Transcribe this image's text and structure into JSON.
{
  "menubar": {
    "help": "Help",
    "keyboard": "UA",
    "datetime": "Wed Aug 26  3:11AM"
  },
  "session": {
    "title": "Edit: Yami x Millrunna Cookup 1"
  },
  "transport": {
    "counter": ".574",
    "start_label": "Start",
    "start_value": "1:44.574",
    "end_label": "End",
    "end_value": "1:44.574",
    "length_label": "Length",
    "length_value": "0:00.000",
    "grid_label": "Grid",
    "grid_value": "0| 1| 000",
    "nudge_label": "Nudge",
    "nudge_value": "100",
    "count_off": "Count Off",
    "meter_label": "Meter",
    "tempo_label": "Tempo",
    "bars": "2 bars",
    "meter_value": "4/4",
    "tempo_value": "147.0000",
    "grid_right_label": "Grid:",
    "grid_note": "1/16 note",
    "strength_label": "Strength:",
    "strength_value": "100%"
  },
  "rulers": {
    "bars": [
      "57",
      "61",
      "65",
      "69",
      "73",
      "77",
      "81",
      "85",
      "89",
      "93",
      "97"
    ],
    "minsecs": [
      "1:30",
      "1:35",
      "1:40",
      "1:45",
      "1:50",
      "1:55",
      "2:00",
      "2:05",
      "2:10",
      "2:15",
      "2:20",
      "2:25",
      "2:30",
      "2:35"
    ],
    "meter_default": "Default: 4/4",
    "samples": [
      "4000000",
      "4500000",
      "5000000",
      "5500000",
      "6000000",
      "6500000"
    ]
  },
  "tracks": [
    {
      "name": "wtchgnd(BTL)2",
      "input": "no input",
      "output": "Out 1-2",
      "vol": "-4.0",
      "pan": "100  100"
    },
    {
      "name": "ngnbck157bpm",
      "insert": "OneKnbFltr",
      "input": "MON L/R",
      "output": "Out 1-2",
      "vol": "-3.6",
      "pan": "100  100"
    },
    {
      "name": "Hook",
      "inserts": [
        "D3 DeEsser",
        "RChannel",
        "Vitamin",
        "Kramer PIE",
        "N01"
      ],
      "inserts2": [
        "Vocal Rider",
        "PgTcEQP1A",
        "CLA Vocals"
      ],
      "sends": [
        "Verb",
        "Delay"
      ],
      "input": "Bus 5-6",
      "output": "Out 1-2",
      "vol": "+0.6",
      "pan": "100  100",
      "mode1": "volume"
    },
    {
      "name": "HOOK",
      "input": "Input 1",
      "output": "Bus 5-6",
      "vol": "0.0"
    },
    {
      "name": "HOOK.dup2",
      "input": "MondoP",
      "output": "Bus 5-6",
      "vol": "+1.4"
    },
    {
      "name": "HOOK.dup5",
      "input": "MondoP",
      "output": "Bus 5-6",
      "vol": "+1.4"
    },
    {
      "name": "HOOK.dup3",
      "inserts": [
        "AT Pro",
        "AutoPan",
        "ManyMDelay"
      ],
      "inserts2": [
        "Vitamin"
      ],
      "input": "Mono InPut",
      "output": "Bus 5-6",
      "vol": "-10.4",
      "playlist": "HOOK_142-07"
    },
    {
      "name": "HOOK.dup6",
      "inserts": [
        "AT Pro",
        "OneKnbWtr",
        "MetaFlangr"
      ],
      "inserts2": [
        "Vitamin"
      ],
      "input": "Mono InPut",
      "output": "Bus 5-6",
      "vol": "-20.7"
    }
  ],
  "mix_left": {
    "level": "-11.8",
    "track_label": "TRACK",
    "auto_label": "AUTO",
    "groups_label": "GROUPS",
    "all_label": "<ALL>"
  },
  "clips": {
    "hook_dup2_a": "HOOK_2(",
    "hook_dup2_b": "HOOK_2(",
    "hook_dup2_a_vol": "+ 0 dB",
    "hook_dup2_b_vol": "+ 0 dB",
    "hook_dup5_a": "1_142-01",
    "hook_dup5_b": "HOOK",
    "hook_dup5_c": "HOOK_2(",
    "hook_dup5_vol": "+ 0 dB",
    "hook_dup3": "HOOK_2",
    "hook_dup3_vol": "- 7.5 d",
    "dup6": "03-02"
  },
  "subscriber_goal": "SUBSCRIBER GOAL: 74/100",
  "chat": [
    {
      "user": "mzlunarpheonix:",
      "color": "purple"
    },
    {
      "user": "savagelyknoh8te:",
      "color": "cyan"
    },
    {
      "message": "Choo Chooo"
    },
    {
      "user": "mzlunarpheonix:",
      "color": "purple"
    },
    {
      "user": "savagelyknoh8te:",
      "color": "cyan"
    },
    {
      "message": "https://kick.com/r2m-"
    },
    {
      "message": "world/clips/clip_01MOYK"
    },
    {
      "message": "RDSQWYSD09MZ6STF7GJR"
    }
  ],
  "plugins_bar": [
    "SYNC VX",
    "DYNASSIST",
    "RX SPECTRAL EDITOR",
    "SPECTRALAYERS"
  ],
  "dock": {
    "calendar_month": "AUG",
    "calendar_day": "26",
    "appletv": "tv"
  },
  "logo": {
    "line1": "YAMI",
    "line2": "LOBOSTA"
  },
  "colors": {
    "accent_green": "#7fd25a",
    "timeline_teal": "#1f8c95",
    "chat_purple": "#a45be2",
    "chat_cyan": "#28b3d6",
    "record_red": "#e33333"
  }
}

============

• Instruction
Tell how many lines include "clips". The number is the whole answer.

• Answer in full
2